→ DO THIS: Transcribe all the entries word for word, skipping the pictures.

##### DATASET

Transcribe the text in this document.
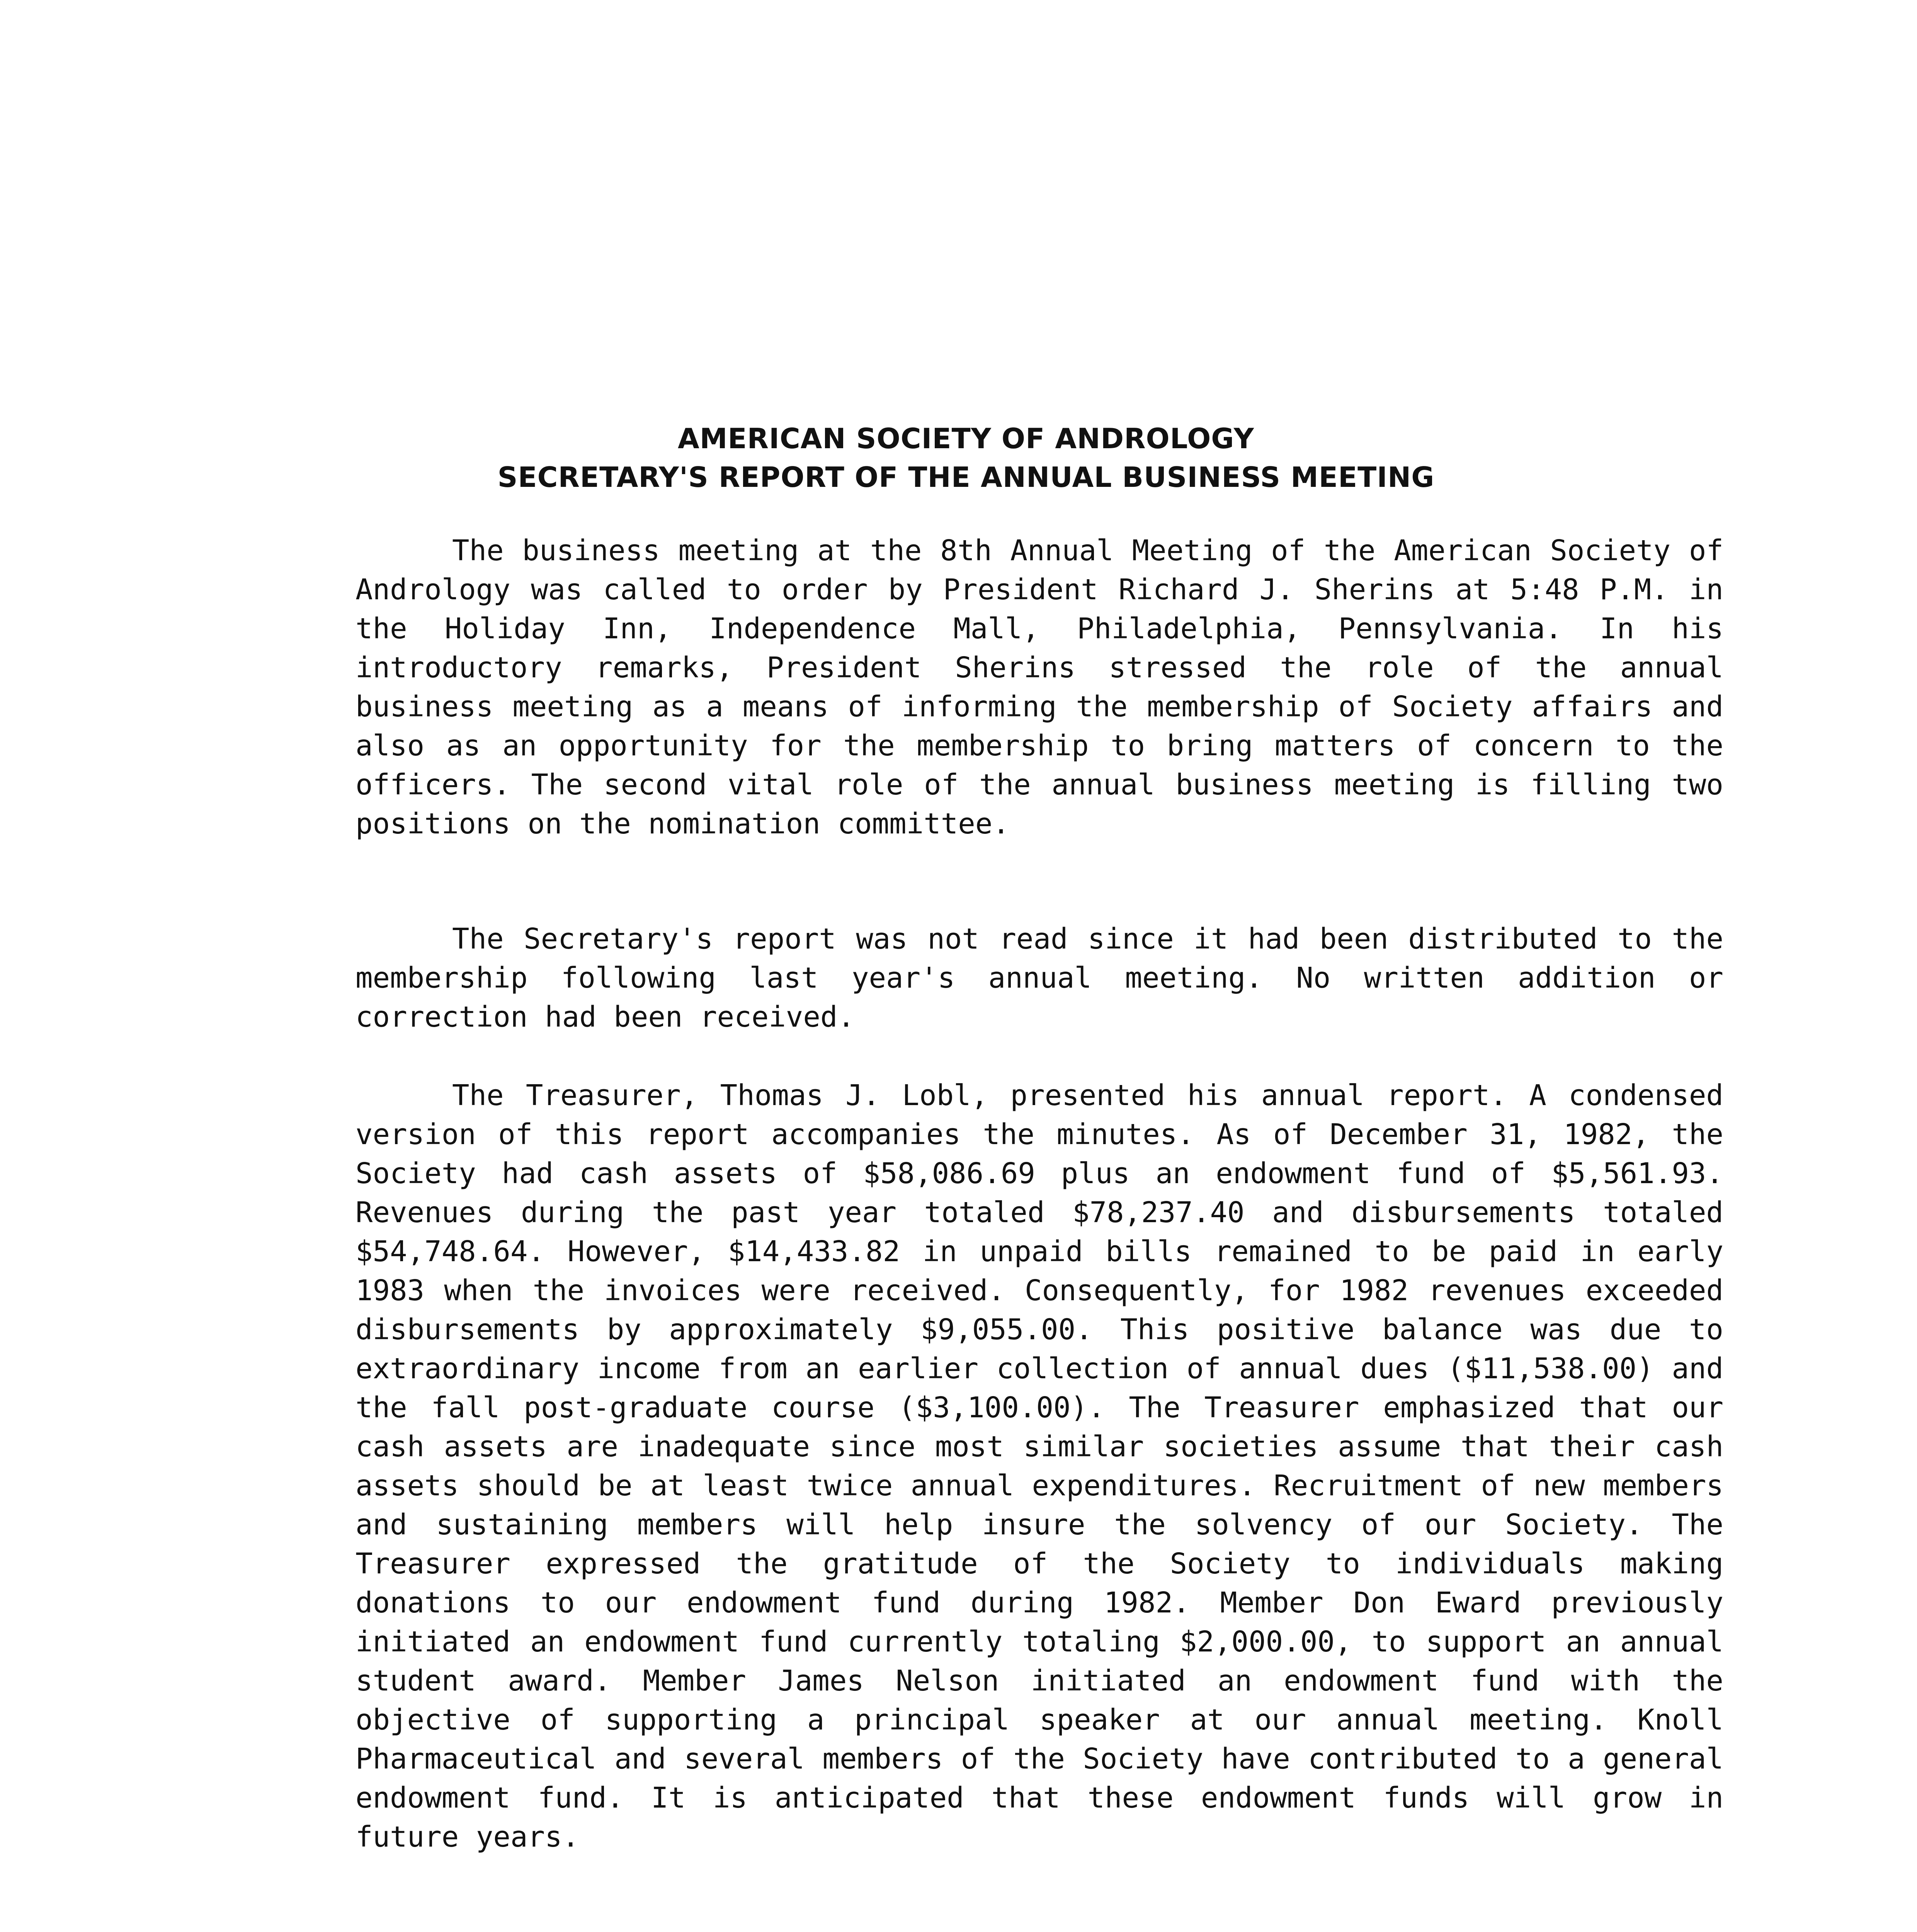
AMERICAN SOCIETY OF ANDROLOGY
SECRETARY'S REPORT OF THE ANNUAL BUSINESS MEETING

The business meeting at the 8th Annual Meeting of the American Society of Andrology was called to order by President Richard J. Sherins at 5:48 P.M. in the Holiday Inn, Independence Mall, Philadelphia, Pennsylvania. In his introductory remarks, President Sherins stressed the role of the annual business meeting as a means of informing the membership of Society affairs and also as an opportunity for the membership to bring matters of concern to the officers. The second vital role of the annual business meeting is filling two positions on the nomination committee.

The Secretary's report was not read since it had been distributed to the membership following last year's annual meeting. No written addition or correction had been received.

The Treasurer, Thomas J. Lobl, presented his annual report. A condensed version of this report accompanies the minutes. As of December 31, 1982, the Society had cash assets of $58,086.69 plus an endowment fund of $5,561.93. Revenues during the past year totaled $78,237.40 and disbursements totaled $54,748.64. However, $14,433.82 in unpaid bills remained to be paid in early 1983 when the invoices were received. Consequently, for 1982 revenues exceeded disbursements by approximately $9,055.00. This positive balance was due to extraordinary income from an earlier collection of annual dues ($11,538.00) and the fall post-graduate course ($3,100.00). The Treasurer emphasized that our cash assets are inadequate since most similar societies assume that their cash assets should be at least twice annual expenditures. Recruitment of new members and sustaining members will help insure the solvency of our Society. The Treasurer expressed the gratitude of the Society to individuals making donations to our endowment fund during 1982. Member Don Eward previously initiated an endowment fund currently totaling $2,000.00, to support an annual student award. Member James Nelson initiated an endowment fund with the objective of supporting a principal speaker at our annual meeting. Knoll Pharmaceutical and several members of the Society have contributed to a general endowment fund. It is anticipated that these endowment funds will grow in future years.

##########

→ WRITTEN SOLUTION:
Transcribe the text in this document.
AMERICAN SOCIETY OF ANDROLOGY
SECRETARY'S REPORT OF THE ANNUAL BUSINESS MEETING

The business meeting at the 8th Annual Meeting of the American Society of Andrology was called to order by President Richard J. Sherins at 5:48 P.M. in the Holiday Inn, Independence Mall, Philadelphia, Pennsylvania. In his introductory remarks, President Sherins stressed the role of the annual business meeting as a means of informing the membership of Society affairs and also as an opportunity for the membership to bring matters of concern to the officers. The second vital role of the annual business meeting is filling two positions on the nomination committee.

The Secretary's report was not read since it had been distributed to the membership following last year's annual meeting. No written addition or correction had been received.

The Treasurer, Thomas J. Lobl, presented his annual report. A condensed version of this report accompanies the minutes. As of December 31, 1982, the Society had cash assets of $58,086.69 plus an endowment fund of $5,561.93. Revenues during the past year totaled $78,237.40 and disbursements totaled $54,748.64. However, $14,433.82 in unpaid bills remained to be paid in early 1983 when the invoices were received. Consequently, for 1982 revenues exceeded disbursements by approximately $9,055.00. This positive balance was due to extraordinary income from an earlier collection of annual dues ($11,538.00) and the fall post-graduate course ($3,100.00). The Treasurer emphasized that our cash assets are inadequate since most similar societies assume that their cash assets should be at least twice annual expenditures. Recruitment of new members and sustaining members will help insure the solvency of our Society. The Treasurer expressed the gratitude of the Society to individuals making donations to our endowment fund during 1982. Member Don Eward previously initiated an endowment fund currently totaling $2,000.00, to support an annual student award. Member James Nelson initiated an endowment fund with the objective of supporting a principal speaker at our annual meeting. Knoll Pharmaceutical and several members of the Society have contributed to a general endowment fund. It is anticipated that these endowment funds will grow in future years.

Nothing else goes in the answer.